■ **SUPPLIED TEXT**
On all data sets below, the different times for a slope that is at least very slightly negative ranges from 9 years and 7 months to 17 years and 8 months.
1. For GISS, the slope is flat since September 2001 or 12 years, 7 months. (goes to March)
2. For Hadcrut3, the slope is flat since June 1997 or 16 years, 10 months. (goes to March)
(This was estimated.)
3. For a combination of GISS, Hadcrut3, UAH and RSS, the slope is flat since December 2000 or 13 years, 4 months. (goes to March)
(This was estimated.)
4. For Hadcrut4, the slope is flat since December 2000 or 13 years, 4 months. (goes to March)
5. For Hadsst3, the slope is flat since November 2000 or 13 years, 5 months. (goes to March)
6. For UAH, the slope is flat since September 2004 or 9 years, 7 months. (goes to March using version 5.5)
7. For RSS, the slope is flat since August 1996 or 17 years, 8 months (goes to March).
The next graph shows just the lines to illustrate the above. Think of it as a sideways bar graph where the lengths of the lines indicate the relative times where the slope is 0. In addition, the upward sloping blue line indicates that CO2 has steadily increased over this period.
When two things are plotted as I have done, the left only shows a temperature anomaly.
The actual numbers are meaningless since all slopes are essentially zero. As well, I have offset them so they are evenly spaced. No numbers are given for CO2. Some have asked that the log of the concentration of CO2 be plotted. However WFT does not give this option. The upward sloping CO2 line only shows that while CO2 has been going up over the last 17 years, the temperatures have been flat for varying periods on various data sets.
The next graph shows the above, but this time, the actual plotted points are shown along with the slope lines and the CO2 is omitted.
Section 2
For this analysis, data was retrieved from Nick Stokes’ Trendviewer. This analysis indicates for how long there has not been statistically significant warming according to Nick’s criteria. Data go to their latest update for each set. In every case, note that the lower error bar is negative so a slope of 0 cannot be ruled out from the month indicated.
On several different data sets, there has been no statistically significant warming for between 16 and 21 years.

■ **LISTED RECORDS**

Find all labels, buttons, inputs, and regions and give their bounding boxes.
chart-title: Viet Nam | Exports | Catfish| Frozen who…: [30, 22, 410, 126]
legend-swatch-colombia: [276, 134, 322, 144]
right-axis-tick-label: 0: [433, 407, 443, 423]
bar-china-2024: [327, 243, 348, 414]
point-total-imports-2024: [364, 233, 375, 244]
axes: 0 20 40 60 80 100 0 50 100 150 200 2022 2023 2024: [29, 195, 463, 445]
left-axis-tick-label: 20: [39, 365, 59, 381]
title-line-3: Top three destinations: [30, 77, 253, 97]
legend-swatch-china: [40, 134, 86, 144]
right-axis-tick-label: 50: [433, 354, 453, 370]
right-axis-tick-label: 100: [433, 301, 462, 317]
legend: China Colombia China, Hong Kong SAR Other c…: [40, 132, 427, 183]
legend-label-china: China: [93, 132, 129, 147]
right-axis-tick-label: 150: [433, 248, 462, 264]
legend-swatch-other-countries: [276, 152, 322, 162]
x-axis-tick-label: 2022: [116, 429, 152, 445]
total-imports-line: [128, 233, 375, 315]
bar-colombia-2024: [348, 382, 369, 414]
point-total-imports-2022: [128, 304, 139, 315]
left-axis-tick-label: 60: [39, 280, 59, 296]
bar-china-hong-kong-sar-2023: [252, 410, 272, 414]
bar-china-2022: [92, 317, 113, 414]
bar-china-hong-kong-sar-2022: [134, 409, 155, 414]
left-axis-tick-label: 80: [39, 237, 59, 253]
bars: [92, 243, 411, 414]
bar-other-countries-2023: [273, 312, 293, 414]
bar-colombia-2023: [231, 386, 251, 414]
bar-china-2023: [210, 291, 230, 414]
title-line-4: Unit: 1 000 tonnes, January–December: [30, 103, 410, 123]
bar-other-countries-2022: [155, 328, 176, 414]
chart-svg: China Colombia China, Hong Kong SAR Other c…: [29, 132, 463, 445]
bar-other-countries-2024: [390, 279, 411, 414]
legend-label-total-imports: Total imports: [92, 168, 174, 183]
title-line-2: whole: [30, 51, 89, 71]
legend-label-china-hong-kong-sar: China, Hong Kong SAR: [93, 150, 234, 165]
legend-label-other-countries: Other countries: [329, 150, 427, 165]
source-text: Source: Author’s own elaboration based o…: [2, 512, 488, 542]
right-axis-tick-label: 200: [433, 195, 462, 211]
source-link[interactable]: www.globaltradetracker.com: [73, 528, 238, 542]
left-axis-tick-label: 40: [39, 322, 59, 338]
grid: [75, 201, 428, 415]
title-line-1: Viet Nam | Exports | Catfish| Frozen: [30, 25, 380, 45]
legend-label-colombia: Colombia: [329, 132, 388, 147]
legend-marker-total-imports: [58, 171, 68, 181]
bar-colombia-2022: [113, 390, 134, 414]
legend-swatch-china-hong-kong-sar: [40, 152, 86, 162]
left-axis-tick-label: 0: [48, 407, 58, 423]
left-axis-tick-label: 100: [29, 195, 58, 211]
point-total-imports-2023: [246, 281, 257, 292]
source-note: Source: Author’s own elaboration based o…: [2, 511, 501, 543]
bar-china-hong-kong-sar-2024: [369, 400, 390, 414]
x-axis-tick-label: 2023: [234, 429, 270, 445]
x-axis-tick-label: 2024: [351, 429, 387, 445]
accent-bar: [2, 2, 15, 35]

■ **GIVEN TASK 1**
In the temperature-trend text, the numbered list names several individual data sets and one combination of them. List each individual data set that the numbered list names.
■ **GIVEN TASK 2**
Translate this sentence from the temperature-trend text into Spanish: "On several different data sets, there has been no statistically significant warming for between 16 and 21 years."

■ **PROBLEM SOLUTION 1**
GISS, Hadcrut3, Hadcrut4, Hadsst3, UAH, RSS

■ **PROBLEM SOLUTION 2**
En varios conjuntos de datos diferentes, no ha habido un calentamiento estadísticamente significativo durante un período de entre 16 y 21 años.